Work to do - Copy every line that mentions the word "label".

Collected data entries
"""
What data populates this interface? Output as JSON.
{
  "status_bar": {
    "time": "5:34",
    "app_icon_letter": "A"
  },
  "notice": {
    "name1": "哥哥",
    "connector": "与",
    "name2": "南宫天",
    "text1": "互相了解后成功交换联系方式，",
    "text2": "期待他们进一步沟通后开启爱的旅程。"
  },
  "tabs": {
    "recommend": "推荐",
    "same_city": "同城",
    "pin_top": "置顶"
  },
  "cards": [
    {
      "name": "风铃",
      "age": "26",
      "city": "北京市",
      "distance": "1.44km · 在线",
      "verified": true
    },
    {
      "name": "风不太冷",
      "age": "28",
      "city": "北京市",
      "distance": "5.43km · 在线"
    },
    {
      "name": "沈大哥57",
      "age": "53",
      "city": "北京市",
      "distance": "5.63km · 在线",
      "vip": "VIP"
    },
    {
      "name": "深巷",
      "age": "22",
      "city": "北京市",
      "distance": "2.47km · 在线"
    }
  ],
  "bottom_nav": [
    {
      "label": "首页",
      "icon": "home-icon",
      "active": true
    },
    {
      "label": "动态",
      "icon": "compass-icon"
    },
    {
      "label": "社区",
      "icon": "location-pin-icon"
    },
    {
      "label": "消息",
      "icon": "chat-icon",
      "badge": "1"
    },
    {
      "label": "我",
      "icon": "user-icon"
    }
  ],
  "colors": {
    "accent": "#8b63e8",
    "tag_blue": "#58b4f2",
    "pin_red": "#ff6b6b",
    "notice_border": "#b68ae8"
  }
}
"""
Worked solution -
      "label": "首页",
      "label": "动态",
      "label": "社区",
      "label": "消息",
      "label": "我",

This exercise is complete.